• Record list:
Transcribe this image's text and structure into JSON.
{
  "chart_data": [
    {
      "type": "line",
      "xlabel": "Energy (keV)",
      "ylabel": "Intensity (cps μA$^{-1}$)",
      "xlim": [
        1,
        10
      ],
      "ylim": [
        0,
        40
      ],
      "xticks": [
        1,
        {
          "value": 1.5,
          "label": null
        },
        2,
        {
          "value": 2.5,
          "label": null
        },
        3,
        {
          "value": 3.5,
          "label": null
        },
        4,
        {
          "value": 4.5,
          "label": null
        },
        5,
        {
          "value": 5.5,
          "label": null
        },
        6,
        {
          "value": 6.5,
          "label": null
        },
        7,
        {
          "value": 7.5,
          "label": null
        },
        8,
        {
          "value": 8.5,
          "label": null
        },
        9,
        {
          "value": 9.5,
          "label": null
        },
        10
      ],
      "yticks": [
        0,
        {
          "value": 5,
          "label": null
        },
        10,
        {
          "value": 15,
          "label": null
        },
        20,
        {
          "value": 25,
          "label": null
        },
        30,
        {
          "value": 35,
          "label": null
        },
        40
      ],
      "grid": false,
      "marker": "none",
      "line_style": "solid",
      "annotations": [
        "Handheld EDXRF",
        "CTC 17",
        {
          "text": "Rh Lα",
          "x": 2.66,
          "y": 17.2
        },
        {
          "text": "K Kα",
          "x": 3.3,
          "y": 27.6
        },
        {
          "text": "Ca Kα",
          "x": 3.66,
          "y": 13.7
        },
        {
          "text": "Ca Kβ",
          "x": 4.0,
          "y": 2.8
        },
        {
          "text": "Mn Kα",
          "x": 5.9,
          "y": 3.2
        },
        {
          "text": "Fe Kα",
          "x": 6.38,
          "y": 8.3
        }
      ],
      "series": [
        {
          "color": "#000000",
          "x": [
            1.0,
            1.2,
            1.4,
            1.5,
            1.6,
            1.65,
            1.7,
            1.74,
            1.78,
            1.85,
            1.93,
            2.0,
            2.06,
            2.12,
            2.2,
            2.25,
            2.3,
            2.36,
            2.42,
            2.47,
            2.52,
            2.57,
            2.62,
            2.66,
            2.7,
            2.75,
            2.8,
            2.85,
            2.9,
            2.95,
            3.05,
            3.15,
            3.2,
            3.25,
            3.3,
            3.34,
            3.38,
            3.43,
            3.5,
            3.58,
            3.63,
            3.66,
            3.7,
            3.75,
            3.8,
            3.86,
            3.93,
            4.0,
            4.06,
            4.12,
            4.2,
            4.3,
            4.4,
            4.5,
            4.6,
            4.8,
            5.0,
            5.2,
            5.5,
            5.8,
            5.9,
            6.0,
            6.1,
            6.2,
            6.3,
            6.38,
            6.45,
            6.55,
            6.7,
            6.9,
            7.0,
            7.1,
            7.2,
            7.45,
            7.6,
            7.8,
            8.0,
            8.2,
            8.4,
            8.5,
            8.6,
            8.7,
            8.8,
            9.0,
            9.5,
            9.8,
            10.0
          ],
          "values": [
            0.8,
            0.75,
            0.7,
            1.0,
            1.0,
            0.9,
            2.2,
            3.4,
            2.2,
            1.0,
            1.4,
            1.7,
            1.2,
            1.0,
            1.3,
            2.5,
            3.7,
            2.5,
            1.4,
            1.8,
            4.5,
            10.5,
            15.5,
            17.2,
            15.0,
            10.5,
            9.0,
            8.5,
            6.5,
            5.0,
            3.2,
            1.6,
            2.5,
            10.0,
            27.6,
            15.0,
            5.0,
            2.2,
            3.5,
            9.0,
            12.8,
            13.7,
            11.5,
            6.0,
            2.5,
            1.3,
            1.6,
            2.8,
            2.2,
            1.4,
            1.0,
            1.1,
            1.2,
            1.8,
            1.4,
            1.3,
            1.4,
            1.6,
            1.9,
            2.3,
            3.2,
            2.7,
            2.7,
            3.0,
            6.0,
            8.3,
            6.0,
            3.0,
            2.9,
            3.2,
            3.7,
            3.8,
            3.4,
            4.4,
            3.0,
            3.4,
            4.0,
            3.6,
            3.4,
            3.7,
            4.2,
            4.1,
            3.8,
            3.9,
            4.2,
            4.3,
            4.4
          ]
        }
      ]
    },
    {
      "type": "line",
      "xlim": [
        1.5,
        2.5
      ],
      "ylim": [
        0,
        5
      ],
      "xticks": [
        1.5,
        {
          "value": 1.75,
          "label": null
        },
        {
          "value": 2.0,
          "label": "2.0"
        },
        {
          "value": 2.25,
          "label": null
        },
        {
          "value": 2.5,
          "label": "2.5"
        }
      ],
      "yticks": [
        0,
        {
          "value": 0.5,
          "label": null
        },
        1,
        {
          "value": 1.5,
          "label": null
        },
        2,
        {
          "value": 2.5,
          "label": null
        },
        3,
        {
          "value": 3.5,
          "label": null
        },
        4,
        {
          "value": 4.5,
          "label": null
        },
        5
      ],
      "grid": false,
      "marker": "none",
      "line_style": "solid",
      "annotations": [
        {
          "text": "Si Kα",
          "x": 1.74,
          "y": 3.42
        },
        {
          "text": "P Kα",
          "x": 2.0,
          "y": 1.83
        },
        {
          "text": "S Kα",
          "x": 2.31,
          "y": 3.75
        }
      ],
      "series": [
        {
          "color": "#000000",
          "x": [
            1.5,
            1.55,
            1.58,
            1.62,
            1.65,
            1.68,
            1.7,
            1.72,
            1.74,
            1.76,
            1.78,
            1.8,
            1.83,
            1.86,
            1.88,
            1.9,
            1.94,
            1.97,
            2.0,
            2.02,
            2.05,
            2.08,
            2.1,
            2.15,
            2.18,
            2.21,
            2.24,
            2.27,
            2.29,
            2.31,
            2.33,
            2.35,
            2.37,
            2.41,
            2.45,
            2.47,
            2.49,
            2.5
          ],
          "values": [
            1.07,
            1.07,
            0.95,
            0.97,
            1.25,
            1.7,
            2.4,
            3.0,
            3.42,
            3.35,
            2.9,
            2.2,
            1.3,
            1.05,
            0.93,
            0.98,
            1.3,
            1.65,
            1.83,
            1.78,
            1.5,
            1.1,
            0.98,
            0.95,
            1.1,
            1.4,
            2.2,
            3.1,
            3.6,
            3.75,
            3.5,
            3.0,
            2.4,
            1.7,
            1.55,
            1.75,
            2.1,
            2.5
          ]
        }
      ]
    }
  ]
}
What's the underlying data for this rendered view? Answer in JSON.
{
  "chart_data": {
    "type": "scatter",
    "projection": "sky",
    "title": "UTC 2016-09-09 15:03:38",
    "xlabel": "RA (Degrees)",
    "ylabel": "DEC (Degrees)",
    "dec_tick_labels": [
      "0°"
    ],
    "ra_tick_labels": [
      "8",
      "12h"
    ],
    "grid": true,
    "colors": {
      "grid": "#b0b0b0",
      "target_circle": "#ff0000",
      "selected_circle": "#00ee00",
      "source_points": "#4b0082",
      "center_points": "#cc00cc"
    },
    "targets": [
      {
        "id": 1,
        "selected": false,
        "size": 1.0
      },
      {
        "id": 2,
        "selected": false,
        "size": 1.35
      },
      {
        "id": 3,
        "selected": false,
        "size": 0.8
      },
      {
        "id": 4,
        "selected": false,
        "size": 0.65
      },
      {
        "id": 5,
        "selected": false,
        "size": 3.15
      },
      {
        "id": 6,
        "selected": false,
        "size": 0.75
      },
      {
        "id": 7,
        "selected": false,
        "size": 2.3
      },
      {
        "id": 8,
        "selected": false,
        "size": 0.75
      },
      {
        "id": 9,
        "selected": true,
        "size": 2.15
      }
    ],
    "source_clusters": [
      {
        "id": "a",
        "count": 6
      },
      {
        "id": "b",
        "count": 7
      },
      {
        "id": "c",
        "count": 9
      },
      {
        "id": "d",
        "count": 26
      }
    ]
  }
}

• Set task: Write out each line of the data above again, exactly as given.

• Output of the task:
Transcribe this image's text and structure into JSON.
{
  "chart_data": [
    {
      "type": "line",
      "xlabel": "Energy (keV)",
      "ylabel": "Intensity (cps μA$^{-1}$)",
      "xlim": [
        1,
        10
      ],
      "ylim": [
        0,
        40
      ],
      "xticks": [
        1,
        {
          "value": 1.5,
          "label": null
        },
        2,
        {
          "value": 2.5,
          "label": null
        },
        3,
        {
          "value": 3.5,
          "label": null
        },
        4,
        {
          "value": 4.5,
          "label": null
        },
        5,
        {
          "value": 5.5,
          "label": null
        },
        6,
        {
          "value": 6.5,
          "label": null
        },
        7,
        {
          "value": 7.5,
          "label": null
        },
        8,
        {
          "value": 8.5,
          "label": null
        },
        9,
        {
          "value": 9.5,
          "label": null
        },
        10
      ],
      "yticks": [
        0,
        {
          "value": 5,
          "label": null
        },
        10,
        {
          "value": 15,
          "label": null
        },
        20,
        {
          "value": 25,
          "label": null
        },
        30,
        {
          "value": 35,
          "label": null
        },
        40
      ],
      "grid": false,
      "marker": "none",
      "line_style": "solid",
      "annotations": [
        "Handheld EDXRF",
        "CTC 17",
        {
          "text": "Rh Lα",
          "x": 2.66,
          "y": 17.2
        },
        {
          "text": "K Kα",
          "x": 3.3,
          "y": 27.6
        },
        {
          "text": "Ca Kα",
          "x": 3.66,
          "y": 13.7
        },
        {
          "text": "Ca Kβ",
          "x": 4.0,
          "y": 2.8
        },
        {
          "text": "Mn Kα",
          "x": 5.9,
          "y": 3.2
        },
        {
          "text": "Fe Kα",
          "x": 6.38,
          "y": 8.3
        }
      ],
      "series": [
        {
          "color": "#000000",
          "x": [
            1.0,
            1.2,
            1.4,
            1.5,
            1.6,
            1.65,
            1.7,
            1.74,
            1.78,
            1.85,
            1.93,
            2.0,
            2.06,
            2.12,
            2.2,
            2.25,
            2.3,
            2.36,
            2.42,
            2.47,
            2.52,
            2.57,
            2.62,
            2.66,
            2.7,
            2.75,
            2.8,
            2.85,
            2.9,
            2.95,
            3.05,
            3.15,
            3.2,
            3.25,
            3.3,
            3.34,
            3.38,
            3.43,
            3.5,
            3.58,
            3.63,
            3.66,
            3.7,
            3.75,
            3.8,
            3.86,
            3.93,
            4.0,
            4.06,
            4.12,
            4.2,
            4.3,
            4.4,
            4.5,
            4.6,
            4.8,
            5.0,
            5.2,
            5.5,
            5.8,
            5.9,
            6.0,
            6.1,
            6.2,
            6.3,
            6.38,
            6.45,
            6.55,
            6.7,
            6.9,
            7.0,
            7.1,
            7.2,
            7.45,
            7.6,
            7.8,
            8.0,
            8.2,
            8.4,
            8.5,
            8.6,
            8.7,
            8.8,
            9.0,
            9.5,
            9.8,
            10.0
          ],
          "values": [
            0.8,
            0.75,
            0.7,
            1.0,
            1.0,
            0.9,
            2.2,
            3.4,
            2.2,
            1.0,
            1.4,
            1.7,
            1.2,
            1.0,
            1.3,
            2.5,
            3.7,
            2.5,
            1.4,
            1.8,
            4.5,
            10.5,
            15.5,
            17.2,
            15.0,
            10.5,
            9.0,
            8.5,
            6.5,
            5.0,
            3.2,
            1.6,
            2.5,
            10.0,
            27.6,
            15.0,
            5.0,
            2.2,
            3.5,
            9.0,
            12.8,
            13.7,
            11.5,
            6.0,
            2.5,
            1.3,
            1.6,
            2.8,
            2.2,
            1.4,
            1.0,
            1.1,
            1.2,
            1.8,
            1.4,
            1.3,
            1.4,
            1.6,
            1.9,
            2.3,
            3.2,
            2.7,
            2.7,
            3.0,
            6.0,
            8.3,
            6.0,
            3.0,
            2.9,
            3.2,
            3.7,
            3.8,
            3.4,
            4.4,
            3.0,
            3.4,
            4.0,
            3.6,
            3.4,
            3.7,
            4.2,
            4.1,
            3.8,
            3.9,
            4.2,
            4.3,
            4.4
          ]
        }
      ]
    },
    {
      "type": "line",
      "xlim": [
        1.5,
        2.5
      ],
      "ylim": [
        0,
        5
      ],
      "xticks": [
        1.5,
        {
          "value": 1.75,
          "label": null
        },
        {
          "value": 2.0,
          "label": "2.0"
        },
        {
          "value": 2.25,
          "label": null
        },
        {
          "value": 2.5,
          "label": "2.5"
        }
      ],
      "yticks": [
        0,
        {
          "value": 0.5,
          "label": null
        },
        1,
        {
          "value": 1.5,
          "label": null
        },
        2,
        {
          "value": 2.5,
          "label": null
        },
        3,
        {
          "value": 3.5,
          "label": null
        },
        4,
        {
          "value": 4.5,
          "label": null
        },
        5
      ],
      "grid": false,
      "marker": "none",
      "line_style": "solid",
      "annotations": [
        {
          "text": "Si Kα",
          "x": 1.74,
          "y": 3.42
        },
        {
          "text": "P Kα",
          "x": 2.0,
          "y": 1.83
        },
        {
          "text": "S Kα",
          "x": 2.31,
          "y": 3.75
        }
      ],
      "series": [
        {
          "color": "#000000",
          "x": [
            1.5,
            1.55,
            1.58,
            1.62,
            1.65,
            1.68,
            1.7,
            1.72,
            1.74,
            1.76,
            1.78,
            1.8,
            1.83,
            1.86,
            1.88,
            1.9,
            1.94,
            1.97,
            2.0,
            2.02,
            2.05,
            2.08,
            2.1,
            2.15,
            2.18,
            2.21,
            2.24,
            2.27,
            2.29,
            2.31,
            2.33,
            2.35,
            2.37,
            2.41,
            2.45,
            2.47,
            2.49,
            2.5
          ],
          "values": [
            1.07,
            1.07,
            0.95,
            0.97,
            1.25,
            1.7,
            2.4,
            3.0,
            3.42,
            3.35,
            2.9,
            2.2,
            1.3,
            1.05,
            0.93,
            0.98,
            1.3,
            1.65,
            1.83,
            1.78,
            1.5,
            1.1,
            0.98,
            0.95,
            1.1,
            1.4,
            2.2,
            3.1,
            3.6,
            3.75,
            3.5,
            3.0,
            2.4,
            1.7,
            1.55,
            1.75,
            2.1,
            2.5
          ]
        }
      ]
    }
  ]
}
What's the underlying data for this rendered view? Answer in JSON.
{
  "chart_data": {
    "type": "scatter",
    "projection": "sky",
    "title": "UTC 2016-09-09 15:03:38",
    "xlabel": "RA (Degrees)",
    "ylabel": "DEC (Degrees)",
    "dec_tick_labels": [
      "0°"
    ],
    "ra_tick_labels": [
      "8",
      "12h"
    ],
    "grid": true,
    "colors": {
      "grid": "#b0b0b0",
      "target_circle": "#ff0000",
      "selected_circle": "#00ee00",
      "source_points": "#4b0082",
      "center_points": "#cc00cc"
    },
    "targets": [
      {
        "id": 1,
        "selected": false,
        "size": 1.0
      },
      {
        "id": 2,
        "selected": false,
        "size": 1.35
      },
      {
        "id": 3,
        "selected": false,
        "size": 0.8
      },
      {
        "id": 4,
        "selected": false,
        "size": 0.65
      },
      {
        "id": 5,
        "selected": false,
        "size": 3.15
      },
      {
        "id": 6,
        "selected": false,
        "size": 0.75
      },
      {
        "id": 7,
        "selected": false,
        "size": 2.3
      },
      {
        "id": 8,
        "selected": false,
        "size": 0.75
      },
      {
        "id": 9,
        "selected": true,
        "size": 2.15
      }
    ],
    "source_clusters": [
      {
        "id": "a",
        "count": 6
      },
      {
        "id": "b",
        "count": 7
      },
      {
        "id": "c",
        "count": 9
      },
      {
        "id": "d",
        "count": 26
      }
    ]
  }
}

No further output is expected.